** start Supplied data **
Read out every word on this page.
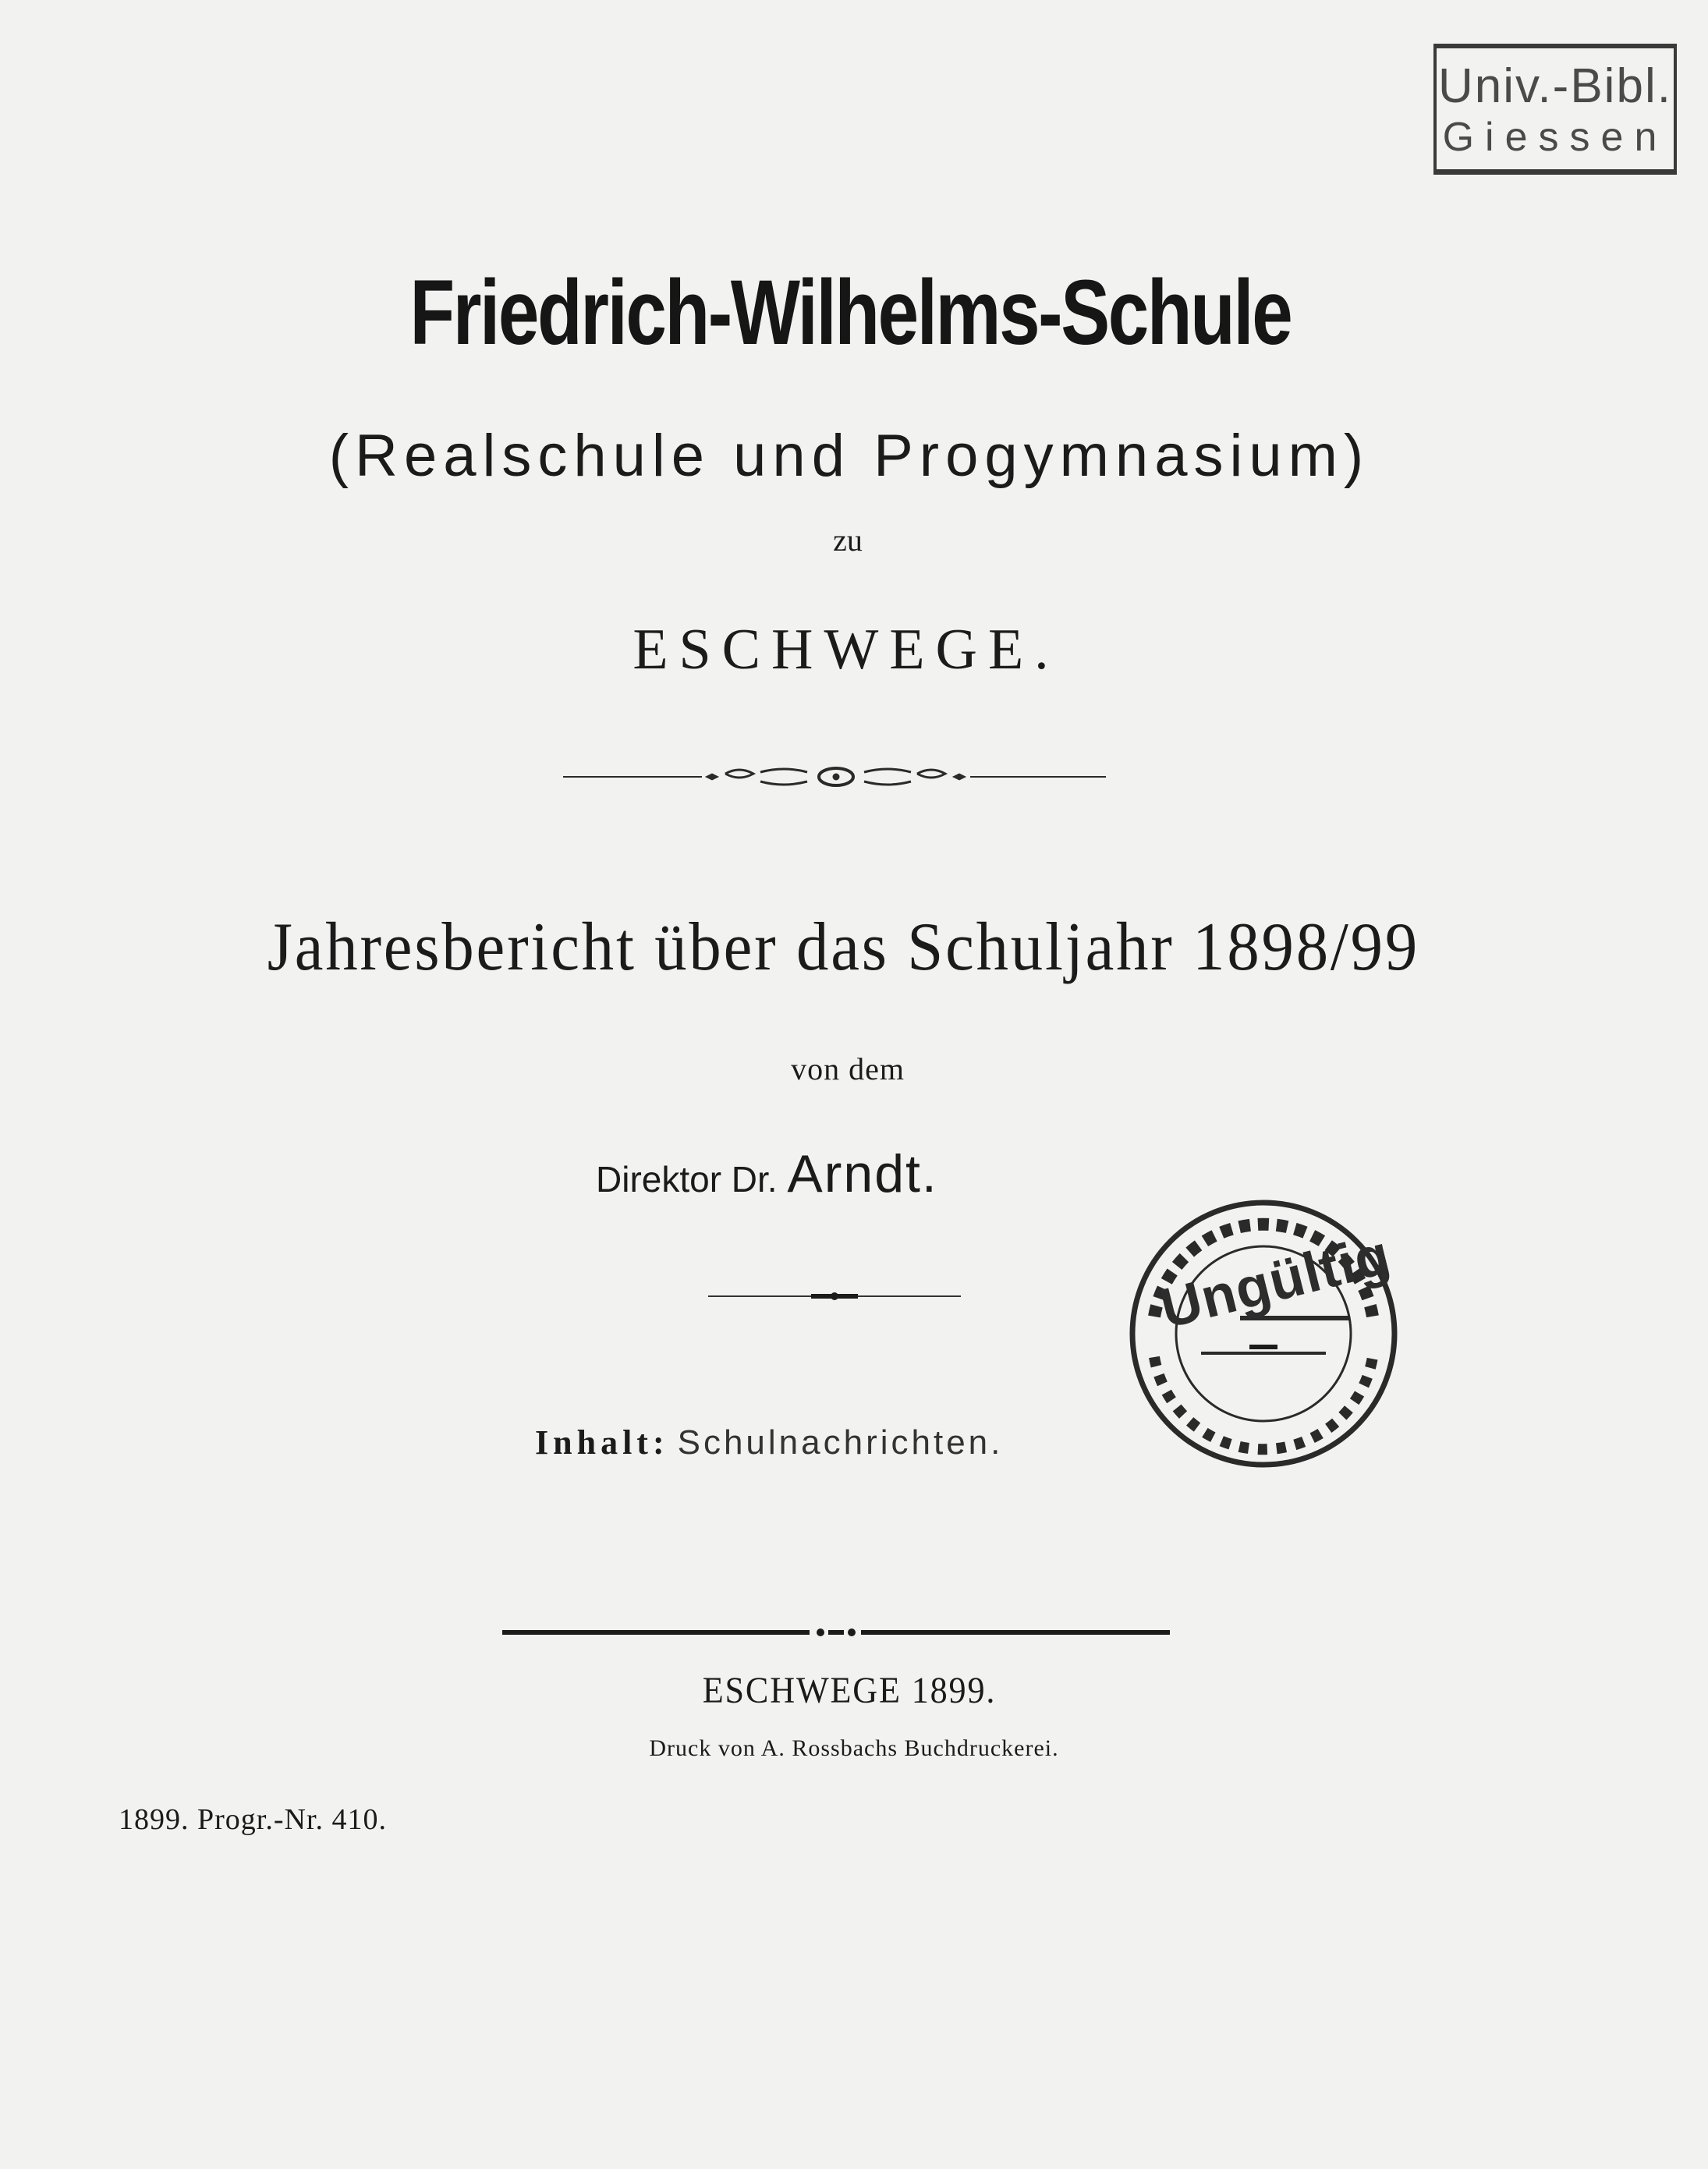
Univ.-Bibl.
Giessen
Friedrich-Wilhelms-Schule
(Realschule und Progymnasium)
zu
ESCHWEGE.
Jahresbericht über das Schuljahr 1898/99
von dem
Direktor Dr. Arndt.
Inhalt: Schulnachrichten.
ESCHWEGE 1899.
Druck von A. Rossbachs Buchdruckerei.
1899. Progr.-Nr. 410.
Ungültig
** end Supplied data **
Problem to work on:
Reproduce the full listing above verbatim, with no pictures included.

Task result:
Read out every word on this page.
Univ.-Bibl.
Giessen
Friedrich-Wilhelms-Schule
(Realschule und Progymnasium)
zu
ESCHWEGE.
Jahresbericht über das Schuljahr 1898/99
von dem
Direktor Dr. Arndt.
Inhalt: Schulnachrichten.
ESCHWEGE 1899.
Druck von A. Rossbachs Buchdruckerei.
1899. Progr.-Nr. 410.
Ungültig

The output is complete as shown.